* [INPUT DATA]
— BEGIN —
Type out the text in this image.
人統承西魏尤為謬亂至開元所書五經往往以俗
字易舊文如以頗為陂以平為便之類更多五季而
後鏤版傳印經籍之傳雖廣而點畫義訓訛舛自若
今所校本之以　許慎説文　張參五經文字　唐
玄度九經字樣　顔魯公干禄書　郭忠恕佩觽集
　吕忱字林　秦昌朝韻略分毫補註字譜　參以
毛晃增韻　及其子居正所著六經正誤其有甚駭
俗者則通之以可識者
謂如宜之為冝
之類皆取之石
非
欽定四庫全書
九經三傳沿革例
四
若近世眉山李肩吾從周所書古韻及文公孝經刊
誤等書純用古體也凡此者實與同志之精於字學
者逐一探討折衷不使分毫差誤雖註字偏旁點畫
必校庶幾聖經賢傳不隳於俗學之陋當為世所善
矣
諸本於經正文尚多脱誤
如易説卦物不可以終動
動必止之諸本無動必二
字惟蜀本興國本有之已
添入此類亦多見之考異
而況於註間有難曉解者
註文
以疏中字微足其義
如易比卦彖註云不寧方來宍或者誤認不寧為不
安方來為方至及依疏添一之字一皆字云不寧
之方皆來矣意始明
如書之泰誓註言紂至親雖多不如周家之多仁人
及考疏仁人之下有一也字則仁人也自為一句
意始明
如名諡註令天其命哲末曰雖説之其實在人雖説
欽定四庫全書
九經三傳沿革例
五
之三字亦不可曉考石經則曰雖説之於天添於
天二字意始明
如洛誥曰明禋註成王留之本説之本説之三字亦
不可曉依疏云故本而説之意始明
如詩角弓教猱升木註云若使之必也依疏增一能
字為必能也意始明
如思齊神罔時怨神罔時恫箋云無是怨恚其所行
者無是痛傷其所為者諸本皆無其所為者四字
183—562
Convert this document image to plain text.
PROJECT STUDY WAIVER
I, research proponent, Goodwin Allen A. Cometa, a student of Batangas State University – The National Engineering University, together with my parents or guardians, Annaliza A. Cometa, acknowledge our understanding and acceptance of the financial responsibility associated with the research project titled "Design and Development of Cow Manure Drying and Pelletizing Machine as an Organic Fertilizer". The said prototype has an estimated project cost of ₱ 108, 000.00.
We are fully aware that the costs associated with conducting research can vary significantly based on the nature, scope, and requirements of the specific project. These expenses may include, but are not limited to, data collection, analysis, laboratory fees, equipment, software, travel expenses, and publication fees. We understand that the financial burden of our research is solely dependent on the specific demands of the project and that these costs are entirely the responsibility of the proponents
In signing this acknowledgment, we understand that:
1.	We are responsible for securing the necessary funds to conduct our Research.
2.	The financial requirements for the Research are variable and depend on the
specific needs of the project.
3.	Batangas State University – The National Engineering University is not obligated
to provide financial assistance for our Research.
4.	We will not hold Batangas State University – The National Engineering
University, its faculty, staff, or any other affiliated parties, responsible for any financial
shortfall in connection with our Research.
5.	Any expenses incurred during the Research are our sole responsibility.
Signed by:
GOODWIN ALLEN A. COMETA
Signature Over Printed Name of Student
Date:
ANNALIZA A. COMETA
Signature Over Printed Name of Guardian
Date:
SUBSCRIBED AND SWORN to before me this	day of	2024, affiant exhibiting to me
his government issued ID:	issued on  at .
— END —
* [DESCRIPTION OF THE TASK] Write out the full set of records exactly as given.

* [RESULT OF THE TASK]
Type out the text in this image.
人統承西魏尤為謬亂至開元所書五經往往以俗
字易舊文如以頗為陂以平為便之類更多五季而
後鏤版傳印經籍之傳雖廣而點畫義訓訛舛自若
今所校本之以　許慎説文　張參五經文字　唐
玄度九經字樣　顔魯公干禄書　郭忠恕佩觽集
　吕忱字林　秦昌朝韻略分毫補註字譜　參以
毛晃增韻　及其子居正所著六經正誤其有甚駭
俗者則通之以可識者
謂如宜之為冝
之類皆取之石
非
欽定四庫全書
九經三傳沿革例
四
若近世眉山李肩吾從周所書古韻及文公孝經刊
誤等書純用古體也凡此者實與同志之精於字學
者逐一探討折衷不使分毫差誤雖註字偏旁點畫
必校庶幾聖經賢傳不隳於俗學之陋當為世所善
矣
諸本於經正文尚多脱誤
如易説卦物不可以終動
動必止之諸本無動必二
字惟蜀本興國本有之已
添入此類亦多見之考異
而況於註間有難曉解者
註文
以疏中字微足其義
如易比卦彖註云不寧方來宍或者誤認不寧為不
安方來為方至及依疏添一之字一皆字云不寧
之方皆來矣意始明
如書之泰誓註言紂至親雖多不如周家之多仁人
及考疏仁人之下有一也字則仁人也自為一句
意始明
如名諡註令天其命哲末曰雖説之其實在人雖説
欽定四庫全書
九經三傳沿革例
五
之三字亦不可曉考石經則曰雖説之於天添於
天二字意始明
如洛誥曰明禋註成王留之本説之本説之三字亦
不可曉依疏云故本而説之意始明
如詩角弓教猱升木註云若使之必也依疏增一能
字為必能也意始明
如思齊神罔時怨神罔時恫箋云無是怨恚其所行
者無是痛傷其所為者諸本皆無其所為者四字
183—562
Convert this document image to plain text.
PROJECT STUDY WAIVER
I, research proponent, Goodwin Allen A. Cometa, a student of Batangas State University – The National Engineering University, together with my parents or guardians, Annaliza A. Cometa, acknowledge our understanding and acceptance of the financial responsibility associated with the research project titled "Design and Development of Cow Manure Drying and Pelletizing Machine as an Organic Fertilizer". The said prototype has an estimated project cost of ₱ 108, 000.00.
We are fully aware that the costs associated with conducting research can vary significantly based on the nature, scope, and requirements of the specific project. These expenses may include, but are not limited to, data collection, analysis, laboratory fees, equipment, software, travel expenses, and publication fees. We understand that the financial burden of our research is solely dependent on the specific demands of the project and that these costs are entirely the responsibility of the proponents
In signing this acknowledgment, we understand that:
1.	We are responsible for securing the necessary funds to conduct our Research.
2.	The financial requirements for the Research are variable and depend on the
specific needs of the project.
3.	Batangas State University – The National Engineering University is not obligated
to provide financial assistance for our Research.
4.	We will not hold Batangas State University – The National Engineering
University, its faculty, staff, or any other affiliated parties, responsible for any financial
shortfall in connection with our Research.
5.	Any expenses incurred during the Research are our sole responsibility.
Signed by:
GOODWIN ALLEN A. COMETA
Signature Over Printed Name of Student
Date:
ANNALIZA A. COMETA
Signature Over Printed Name of Guardian
Date:
SUBSCRIBED AND SWORN to before me this	day of	2024, affiant exhibiting to me
his government issued ID:	issued on  at .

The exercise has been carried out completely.